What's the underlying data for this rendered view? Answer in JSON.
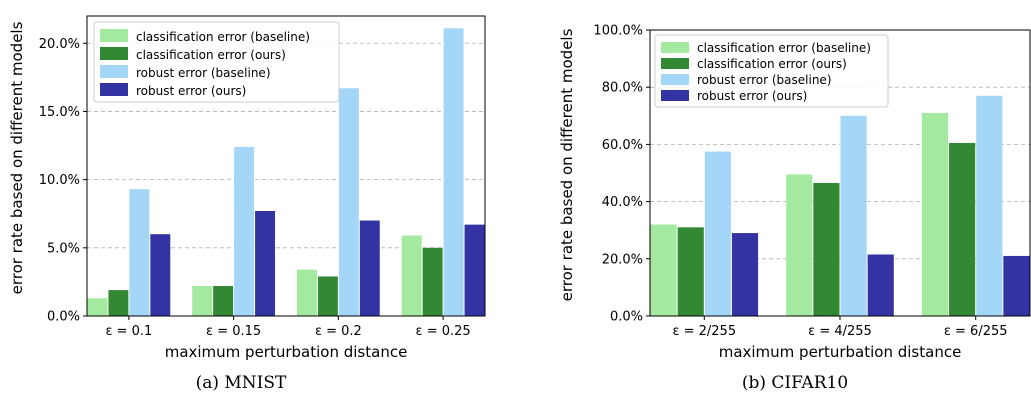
{
  "chart_data": [
    {
      "type": "bar",
      "caption": "(a) MNIST",
      "xlabel": "maximum perturbation distance",
      "ylabel": "error rate based on different models",
      "categories": [
        "ε = 0.1",
        "ε = 0.15",
        "ε = 0.2",
        "ε = 0.25"
      ],
      "ylim": [
        0,
        22
      ],
      "yticks": [
        0,
        5,
        10,
        15,
        20
      ],
      "ytick_labels": [
        "0.0%",
        "5.0%",
        "10.0%",
        "15.0%",
        "20.0%"
      ],
      "grid": "horizontal-dashed",
      "legend_position": "top-left",
      "series": [
        {
          "name": "classification error (baseline)",
          "color": "#a3eaa0",
          "values": [
            1.3,
            2.2,
            3.4,
            5.9
          ]
        },
        {
          "name": "classification error (ours)",
          "color": "#338833",
          "values": [
            1.9,
            2.2,
            2.9,
            5.0
          ]
        },
        {
          "name": "robust error (baseline)",
          "color": "#a3d6f7",
          "values": [
            9.3,
            12.4,
            16.7,
            21.1
          ]
        },
        {
          "name": "robust error (ours)",
          "color": "#3333a3",
          "values": [
            6.0,
            7.7,
            7.0,
            6.7
          ]
        }
      ]
    },
    {
      "type": "bar",
      "caption": "(b) CIFAR10",
      "xlabel": "maximum perturbation distance",
      "ylabel": "error rate based on different models",
      "categories": [
        "ε = 2/255",
        "ε = 4/255",
        "ε = 6/255"
      ],
      "ylim": [
        0,
        100
      ],
      "yticks": [
        0,
        20,
        40,
        60,
        80,
        100
      ],
      "ytick_labels": [
        "0.0%",
        "20.0%",
        "40.0%",
        "60.0%",
        "80.0%",
        "100.0%"
      ],
      "grid": "horizontal-dashed",
      "legend_position": "top-left",
      "series": [
        {
          "name": "classification error (baseline)",
          "color": "#a3eaa0",
          "values": [
            32.0,
            49.5,
            71.0
          ]
        },
        {
          "name": "classification error (ours)",
          "color": "#338833",
          "values": [
            31.0,
            46.5,
            60.5
          ]
        },
        {
          "name": "robust error (baseline)",
          "color": "#a3d6f7",
          "values": [
            57.5,
            70.0,
            77.0
          ]
        },
        {
          "name": "robust error (ours)",
          "color": "#3333a3",
          "values": [
            29.0,
            21.5,
            21.0
          ]
        }
      ]
    }
  ]
}
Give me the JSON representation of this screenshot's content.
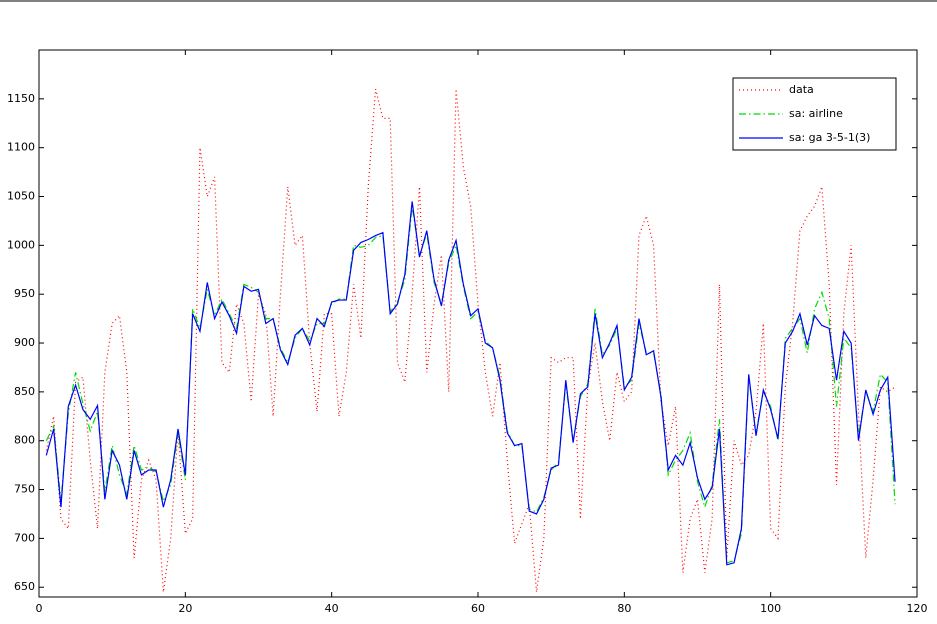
{
  "chart_data": {
    "type": "line",
    "x": [
      1,
      2,
      3,
      4,
      5,
      6,
      7,
      8,
      9,
      10,
      11,
      12,
      13,
      14,
      15,
      16,
      17,
      18,
      19,
      20,
      21,
      22,
      23,
      24,
      25,
      26,
      27,
      28,
      29,
      30,
      31,
      32,
      33,
      34,
      35,
      36,
      37,
      38,
      39,
      40,
      41,
      42,
      43,
      44,
      45,
      46,
      47,
      48,
      49,
      50,
      51,
      52,
      53,
      54,
      55,
      56,
      57,
      58,
      59,
      60,
      61,
      62,
      63,
      64,
      65,
      66,
      67,
      68,
      69,
      70,
      71,
      72,
      73,
      74,
      75,
      76,
      77,
      78,
      79,
      80,
      81,
      82,
      83,
      84,
      85,
      86,
      87,
      88,
      89,
      90,
      91,
      92,
      93,
      94,
      95,
      96,
      97,
      98,
      99,
      100,
      101,
      102,
      103,
      104,
      105,
      106,
      107,
      108,
      109,
      110,
      111,
      112,
      113,
      114,
      115,
      116,
      117
    ],
    "series": [
      {
        "name": "data",
        "color": "#ff0000",
        "dash": "dotted",
        "values": [
          790,
          825,
          720,
          710,
          860,
          865,
          780,
          710,
          870,
          920,
          928,
          870,
          680,
          760,
          780,
          760,
          645,
          700,
          810,
          705,
          720,
          1100,
          1050,
          1070,
          880,
          870,
          940,
          920,
          840,
          950,
          930,
          825,
          950,
          1060,
          1000,
          1010,
          900,
          830,
          930,
          930,
          825,
          870,
          960,
          905,
          1060,
          1160,
          1130,
          1130,
          880,
          860,
          950,
          1060,
          870,
          940,
          990,
          850,
          1160,
          1080,
          1040,
          940,
          870,
          825,
          880,
          780,
          695,
          715,
          735,
          645,
          700,
          885,
          880,
          885,
          885,
          720,
          855,
          900,
          840,
          800,
          870,
          840,
          850,
          1010,
          1030,
          1000,
          840,
          795,
          835,
          665,
          720,
          740,
          665,
          720,
          960,
          680,
          800,
          775,
          785,
          830,
          920,
          710,
          700,
          855,
          920,
          1015,
          1030,
          1040,
          1060,
          960,
          755,
          930,
          1000,
          830,
          680,
          760,
          855,
          850,
          855
        ]
      },
      {
        "name": "sa: airline",
        "color": "#00dd00",
        "dash": "dashdot",
        "values": [
          800,
          815,
          738,
          828,
          870,
          838,
          810,
          830,
          748,
          795,
          765,
          745,
          795,
          770,
          773,
          768,
          738,
          755,
          808,
          760,
          935,
          915,
          955,
          928,
          945,
          930,
          915,
          960,
          957,
          952,
          925,
          925,
          895,
          880,
          905,
          915,
          902,
          920,
          920,
          940,
          945,
          945,
          1000,
          998,
          1000,
          1008,
          1010,
          932,
          942,
          965,
          1040,
          990,
          1012,
          962,
          940,
          982,
          1000,
          958,
          925,
          932,
          902,
          895,
          865,
          810,
          795,
          795,
          730,
          727,
          742,
          770,
          778,
          858,
          800,
          845,
          858,
          935,
          888,
          898,
          915,
          855,
          862,
          920,
          890,
          890,
          848,
          765,
          780,
          790,
          808,
          758,
          732,
          755,
          822,
          675,
          677,
          705,
          865,
          808,
          850,
          835,
          800,
          905,
          915,
          925,
          890,
          935,
          952,
          925,
          835,
          905,
          895,
          805,
          850,
          830,
          868,
          860,
          735
        ]
      },
      {
        "name": "sa: ga 3-5-1(3)",
        "color": "#0000ff",
        "dash": "solid",
        "values": [
          785,
          812,
          732,
          835,
          857,
          832,
          822,
          836,
          740,
          790,
          775,
          740,
          790,
          765,
          770,
          770,
          732,
          760,
          812,
          765,
          930,
          912,
          962,
          925,
          942,
          928,
          910,
          958,
          953,
          955,
          920,
          925,
          893,
          878,
          908,
          915,
          898,
          925,
          917,
          942,
          944,
          944,
          995,
          1003,
          1006,
          1010,
          1013,
          930,
          940,
          970,
          1045,
          988,
          1015,
          965,
          938,
          985,
          1005,
          960,
          928,
          935,
          900,
          895,
          862,
          808,
          795,
          797,
          728,
          725,
          740,
          772,
          775,
          862,
          798,
          848,
          855,
          930,
          885,
          900,
          918,
          852,
          865,
          925,
          888,
          892,
          845,
          770,
          785,
          775,
          798,
          762,
          740,
          752,
          812,
          673,
          675,
          710,
          868,
          805,
          852,
          832,
          802,
          900,
          912,
          930,
          898,
          928,
          918,
          915,
          862,
          912,
          900,
          800,
          852,
          827,
          852,
          865,
          758
        ]
      }
    ],
    "xlim": [
      0,
      120
    ],
    "xticks": [
      0,
      20,
      40,
      60,
      80,
      100,
      120
    ],
    "ylim": [
      640,
      1200
    ],
    "yticks": [
      650,
      700,
      750,
      800,
      850,
      900,
      950,
      1000,
      1050,
      1100,
      1150
    ],
    "legend": "top-right"
  }
}
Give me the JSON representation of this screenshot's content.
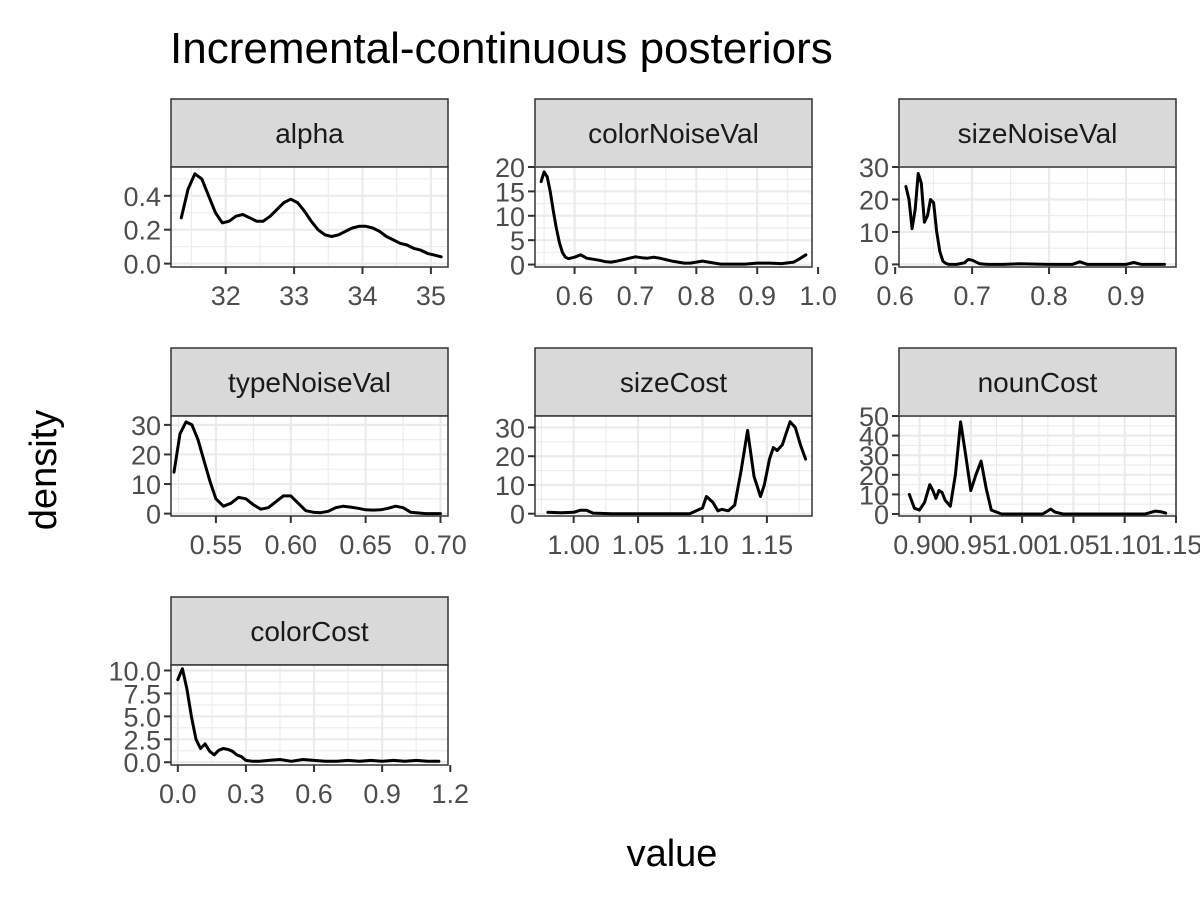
- - -
WHAT THE TASK ASKS>
Copy the listing exactly. Any image in it stays out of the copy.

RESULT>
What's the underlying data for this rendered view? Answer in JSON.
{
  "chart_data": [
    {
      "type": "bar",
      "caption": "(a) MNIST",
      "xlabel": "maximum perturbation distance",
      "ylabel": "error rate based on different models",
      "categories": [
        "ε = 0.1",
        "ε = 0.15",
        "ε = 0.2",
        "ε = 0.25"
      ],
      "ylim": [
        0,
        22
      ],
      "yticks": [
        0,
        5,
        10,
        15,
        20
      ],
      "ytick_labels": [
        "0.0%",
        "5.0%",
        "10.0%",
        "15.0%",
        "20.0%"
      ],
      "grid": "horizontal-dashed",
      "legend_position": "top-left",
      "series": [
        {
          "name": "classification error (baseline)",
          "color": "#a3eaa0",
          "values": [
            1.3,
            2.2,
            3.4,
            5.9
          ]
        },
        {
          "name": "classification error (ours)",
          "color": "#338833",
          "values": [
            1.9,
            2.2,
            2.9,
            5.0
          ]
        },
        {
          "name": "robust error (baseline)",
          "color": "#a3d6f7",
          "values": [
            9.3,
            12.4,
            16.7,
            21.1
          ]
        },
        {
          "name": "robust error (ours)",
          "color": "#3333a3",
          "values": [
            6.0,
            7.7,
            7.0,
            6.7
          ]
        }
      ]
    },
    {
      "type": "bar",
      "caption": "(b) CIFAR10",
      "xlabel": "maximum perturbation distance",
      "ylabel": "error rate based on different models",
      "categories": [
        "ε = 2/255",
        "ε = 4/255",
        "ε = 6/255"
      ],
      "ylim": [
        0,
        100
      ],
      "yticks": [
        0,
        20,
        40,
        60,
        80,
        100
      ],
      "ytick_labels": [
        "0.0%",
        "20.0%",
        "40.0%",
        "60.0%",
        "80.0%",
        "100.0%"
      ],
      "grid": "horizontal-dashed",
      "legend_position": "top-left",
      "series": [
        {
          "name": "classification error (baseline)",
          "color": "#a3eaa0",
          "values": [
            32.0,
            49.5,
            71.0
          ]
        },
        {
          "name": "classification error (ours)",
          "color": "#338833",
          "values": [
            31.0,
            46.5,
            60.5
          ]
        },
        {
          "name": "robust error (baseline)",
          "color": "#a3d6f7",
          "values": [
            57.5,
            70.0,
            77.0
          ]
        },
        {
          "name": "robust error (ours)",
          "color": "#3333a3",
          "values": [
            29.0,
            21.5,
            21.0
          ]
        }
      ]
    }
  ]
}
Give me the JSON representation of this screenshot's content.
{
  "chart_data": {
    "type": "line",
    "x": [
      1,
      2,
      3,
      4,
      5,
      6,
      7,
      8,
      9,
      10,
      11,
      12,
      13,
      14,
      15,
      16,
      17,
      18,
      19,
      20,
      21,
      22,
      23,
      24,
      25,
      26,
      27,
      28,
      29,
      30,
      31,
      32,
      33,
      34,
      35,
      36,
      37,
      38,
      39,
      40,
      41,
      42,
      43,
      44,
      45,
      46,
      47,
      48,
      49,
      50,
      51,
      52,
      53,
      54,
      55,
      56,
      57,
      58,
      59,
      60,
      61,
      62,
      63,
      64,
      65,
      66,
      67,
      68,
      69,
      70,
      71,
      72,
      73,
      74,
      75,
      76,
      77,
      78,
      79,
      80,
      81,
      82,
      83,
      84,
      85,
      86,
      87,
      88,
      89,
      90,
      91,
      92,
      93,
      94,
      95,
      96,
      97,
      98,
      99,
      100,
      101,
      102,
      103,
      104,
      105,
      106,
      107,
      108,
      109,
      110,
      111,
      112,
      113,
      114,
      115,
      116,
      117
    ],
    "series": [
      {
        "name": "data",
        "color": "#ff0000",
        "dash": "dotted",
        "values": [
          790,
          825,
          720,
          710,
          860,
          865,
          780,
          710,
          870,
          920,
          928,
          870,
          680,
          760,
          780,
          760,
          645,
          700,
          810,
          705,
          720,
          1100,
          1050,
          1070,
          880,
          870,
          940,
          920,
          840,
          950,
          930,
          825,
          950,
          1060,
          1000,
          1010,
          900,
          830,
          930,
          930,
          825,
          870,
          960,
          905,
          1060,
          1160,
          1130,
          1130,
          880,
          860,
          950,
          1060,
          870,
          940,
          990,
          850,
          1160,
          1080,
          1040,
          940,
          870,
          825,
          880,
          780,
          695,
          715,
          735,
          645,
          700,
          885,
          880,
          885,
          885,
          720,
          855,
          900,
          840,
          800,
          870,
          840,
          850,
          1010,
          1030,
          1000,
          840,
          795,
          835,
          665,
          720,
          740,
          665,
          720,
          960,
          680,
          800,
          775,
          785,
          830,
          920,
          710,
          700,
          855,
          920,
          1015,
          1030,
          1040,
          1060,
          960,
          755,
          930,
          1000,
          830,
          680,
          760,
          855,
          850,
          855
        ]
      },
      {
        "name": "sa: airline",
        "color": "#00dd00",
        "dash": "dashdot",
        "values": [
          800,
          815,
          738,
          828,
          870,
          838,
          810,
          830,
          748,
          795,
          765,
          745,
          795,
          770,
          773,
          768,
          738,
          755,
          808,
          760,
          935,
          915,
          955,
          928,
          945,
          930,
          915,
          960,
          957,
          952,
          925,
          925,
          895,
          880,
          905,
          915,
          902,
          920,
          920,
          940,
          945,
          945,
          1000,
          998,
          1000,
          1008,
          1010,
          932,
          942,
          965,
          1040,
          990,
          1012,
          962,
          940,
          982,
          1000,
          958,
          925,
          932,
          902,
          895,
          865,
          810,
          795,
          795,
          730,
          727,
          742,
          770,
          778,
          858,
          800,
          845,
          858,
          935,
          888,
          898,
          915,
          855,
          862,
          920,
          890,
          890,
          848,
          765,
          780,
          790,
          808,
          758,
          732,
          755,
          822,
          675,
          677,
          705,
          865,
          808,
          850,
          835,
          800,
          905,
          915,
          925,
          890,
          935,
          952,
          925,
          835,
          905,
          895,
          805,
          850,
          830,
          868,
          860,
          735
        ]
      },
      {
        "name": "sa: ga 3-5-1(3)",
        "color": "#0000ff",
        "dash": "solid",
        "values": [
          785,
          812,
          732,
          835,
          857,
          832,
          822,
          836,
          740,
          790,
          775,
          740,
          790,
          765,
          770,
          770,
          732,
          760,
          812,
          765,
          930,
          912,
          962,
          925,
          942,
          928,
          910,
          958,
          953,
          955,
          920,
          925,
          893,
          878,
          908,
          915,
          898,
          925,
          917,
          942,
          944,
          944,
          995,
          1003,
          1006,
          1010,
          1013,
          930,
          940,
          970,
          1045,
          988,
          1015,
          965,
          938,
          985,
          1005,
          960,
          928,
          935,
          900,
          895,
          862,
          808,
          795,
          797,
          728,
          725,
          740,
          772,
          775,
          862,
          798,
          848,
          855,
          930,
          885,
          900,
          918,
          852,
          865,
          925,
          888,
          892,
          845,
          770,
          785,
          775,
          798,
          762,
          740,
          752,
          812,
          673,
          675,
          710,
          868,
          805,
          852,
          832,
          802,
          900,
          912,
          930,
          898,
          928,
          918,
          915,
          862,
          912,
          900,
          800,
          852,
          827,
          852,
          865,
          758
        ]
      }
    ],
    "xlim": [
      0,
      120
    ],
    "xticks": [
      0,
      20,
      40,
      60,
      80,
      100,
      120
    ],
    "ylim": [
      640,
      1200
    ],
    "yticks": [
      650,
      700,
      750,
      800,
      850,
      900,
      950,
      1000,
      1050,
      1100,
      1150
    ],
    "legend": "top-right"
  }
}
Give me the JSON representation of this screenshot's content.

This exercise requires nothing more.